* _Entries taken from a collection_
++++

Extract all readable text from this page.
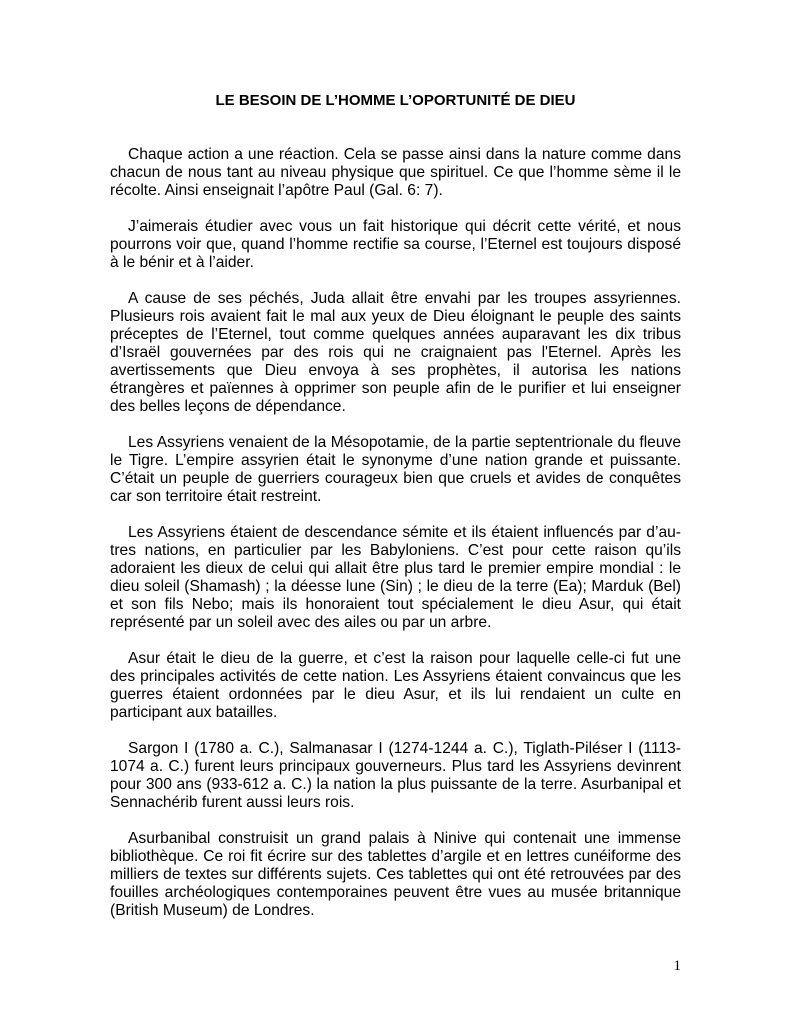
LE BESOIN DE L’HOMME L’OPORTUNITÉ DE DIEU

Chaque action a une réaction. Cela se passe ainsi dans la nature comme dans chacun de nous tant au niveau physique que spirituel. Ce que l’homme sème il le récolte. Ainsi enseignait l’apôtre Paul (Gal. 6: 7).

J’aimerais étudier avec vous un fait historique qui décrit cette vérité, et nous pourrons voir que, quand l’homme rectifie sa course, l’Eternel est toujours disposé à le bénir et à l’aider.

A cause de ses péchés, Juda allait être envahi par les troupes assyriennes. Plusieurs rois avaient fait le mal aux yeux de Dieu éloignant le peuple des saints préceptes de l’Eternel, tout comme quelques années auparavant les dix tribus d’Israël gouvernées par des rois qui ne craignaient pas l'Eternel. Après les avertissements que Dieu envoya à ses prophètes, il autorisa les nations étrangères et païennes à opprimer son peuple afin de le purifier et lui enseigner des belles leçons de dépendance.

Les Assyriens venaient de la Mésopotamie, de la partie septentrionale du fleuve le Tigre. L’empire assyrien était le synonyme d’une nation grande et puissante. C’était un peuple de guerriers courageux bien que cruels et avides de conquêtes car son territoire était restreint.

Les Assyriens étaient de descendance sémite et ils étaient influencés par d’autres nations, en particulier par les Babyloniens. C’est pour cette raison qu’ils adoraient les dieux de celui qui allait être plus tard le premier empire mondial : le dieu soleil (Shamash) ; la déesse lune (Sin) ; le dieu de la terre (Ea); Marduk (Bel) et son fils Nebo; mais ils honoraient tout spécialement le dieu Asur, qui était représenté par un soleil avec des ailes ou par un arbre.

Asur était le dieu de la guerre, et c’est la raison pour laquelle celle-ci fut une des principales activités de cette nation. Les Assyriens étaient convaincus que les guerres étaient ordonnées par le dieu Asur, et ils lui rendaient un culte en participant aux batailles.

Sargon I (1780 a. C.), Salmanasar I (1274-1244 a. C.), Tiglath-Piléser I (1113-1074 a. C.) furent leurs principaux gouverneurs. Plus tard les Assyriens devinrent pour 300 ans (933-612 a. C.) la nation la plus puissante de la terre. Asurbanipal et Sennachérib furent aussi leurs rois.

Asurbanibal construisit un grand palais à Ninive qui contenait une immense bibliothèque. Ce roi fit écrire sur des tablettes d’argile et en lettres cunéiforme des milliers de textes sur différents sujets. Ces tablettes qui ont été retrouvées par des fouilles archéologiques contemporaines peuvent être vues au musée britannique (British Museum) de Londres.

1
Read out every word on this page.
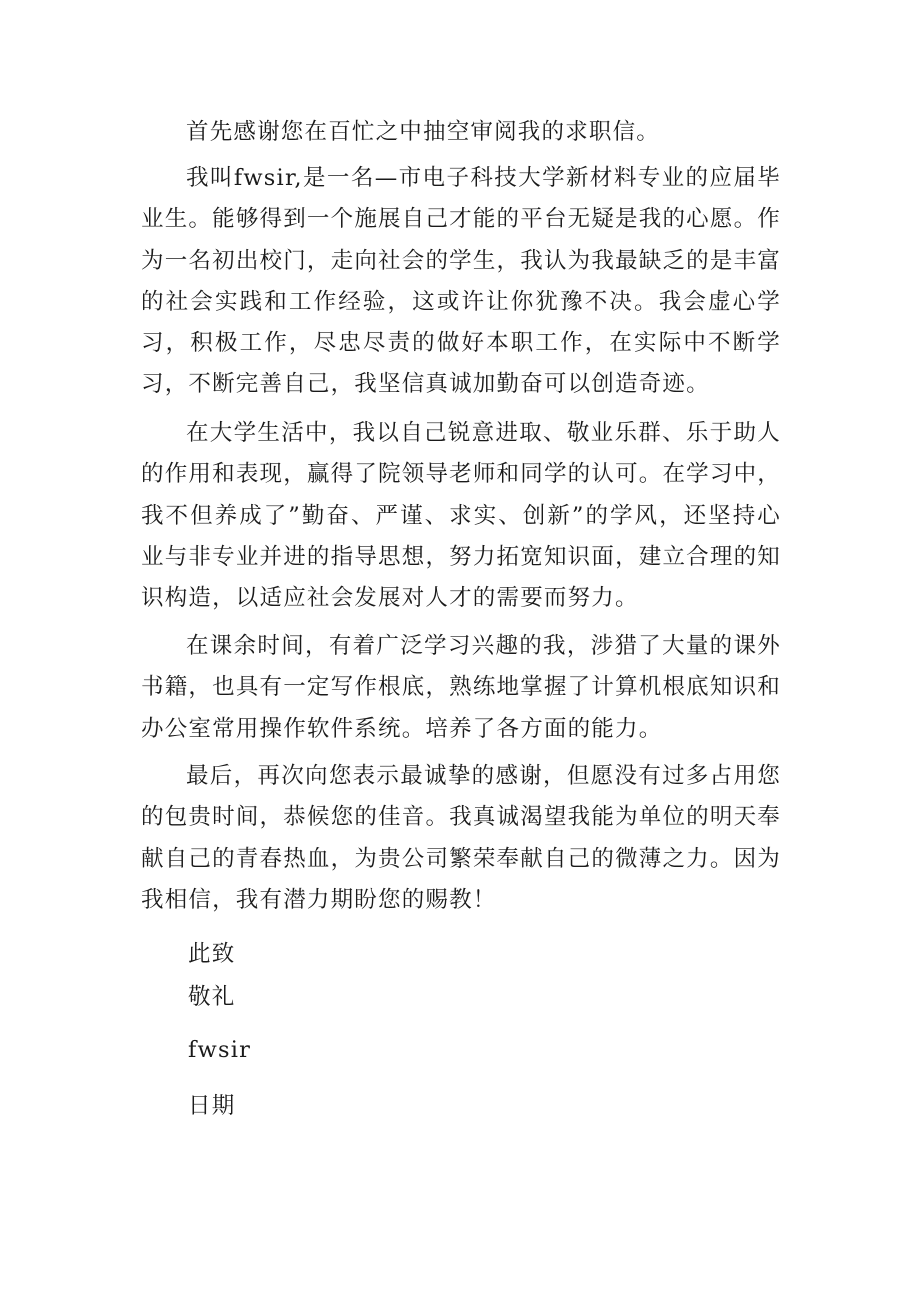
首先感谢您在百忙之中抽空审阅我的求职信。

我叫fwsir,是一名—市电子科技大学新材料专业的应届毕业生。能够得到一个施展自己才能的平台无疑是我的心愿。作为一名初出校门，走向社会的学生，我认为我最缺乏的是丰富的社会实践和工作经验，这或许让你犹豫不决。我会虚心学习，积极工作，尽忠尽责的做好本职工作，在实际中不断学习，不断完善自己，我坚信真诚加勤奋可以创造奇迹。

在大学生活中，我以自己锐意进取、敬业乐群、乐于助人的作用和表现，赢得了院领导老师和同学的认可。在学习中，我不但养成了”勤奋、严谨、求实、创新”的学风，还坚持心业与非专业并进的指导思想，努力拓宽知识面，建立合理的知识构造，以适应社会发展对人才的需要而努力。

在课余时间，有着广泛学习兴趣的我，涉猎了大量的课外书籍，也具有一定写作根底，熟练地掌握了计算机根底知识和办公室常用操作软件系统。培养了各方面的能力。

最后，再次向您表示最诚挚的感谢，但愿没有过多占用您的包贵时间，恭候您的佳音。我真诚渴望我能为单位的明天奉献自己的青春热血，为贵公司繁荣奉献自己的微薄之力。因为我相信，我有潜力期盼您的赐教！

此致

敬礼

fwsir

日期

++++

* _SHORT EXERCISE_
Without the pictures, retype exactly the lines from the one that holds "Read out every word on this page." to the last line of the data above, both of them included.

* _SOLVED PROBLEM_
Read out every word on this page.
首先感谢您在百忙之中抽空审阅我的求职信。

我叫fwsir,是一名—市电子科技大学新材料专业的应届毕业生。能够得到一个施展自己才能的平台无疑是我的心愿。作为一名初出校门，走向社会的学生，我认为我最缺乏的是丰富的社会实践和工作经验，这或许让你犹豫不决。我会虚心学习，积极工作，尽忠尽责的做好本职工作，在实际中不断学习，不断完善自己，我坚信真诚加勤奋可以创造奇迹。

在大学生活中，我以自己锐意进取、敬业乐群、乐于助人的作用和表现，赢得了院领导老师和同学的认可。在学习中，我不但养成了”勤奋、严谨、求实、创新”的学风，还坚持心业与非专业并进的指导思想，努力拓宽知识面，建立合理的知识构造，以适应社会发展对人才的需要而努力。

在课余时间，有着广泛学习兴趣的我，涉猎了大量的课外书籍，也具有一定写作根底，熟练地掌握了计算机根底知识和办公室常用操作软件系统。培养了各方面的能力。

最后，再次向您表示最诚挚的感谢，但愿没有过多占用您的包贵时间，恭候您的佳音。我真诚渴望我能为单位的明天奉献自己的青春热血，为贵公司繁荣奉献自己的微薄之力。因为我相信，我有潜力期盼您的赐教！

此致

敬礼

fwsir

日期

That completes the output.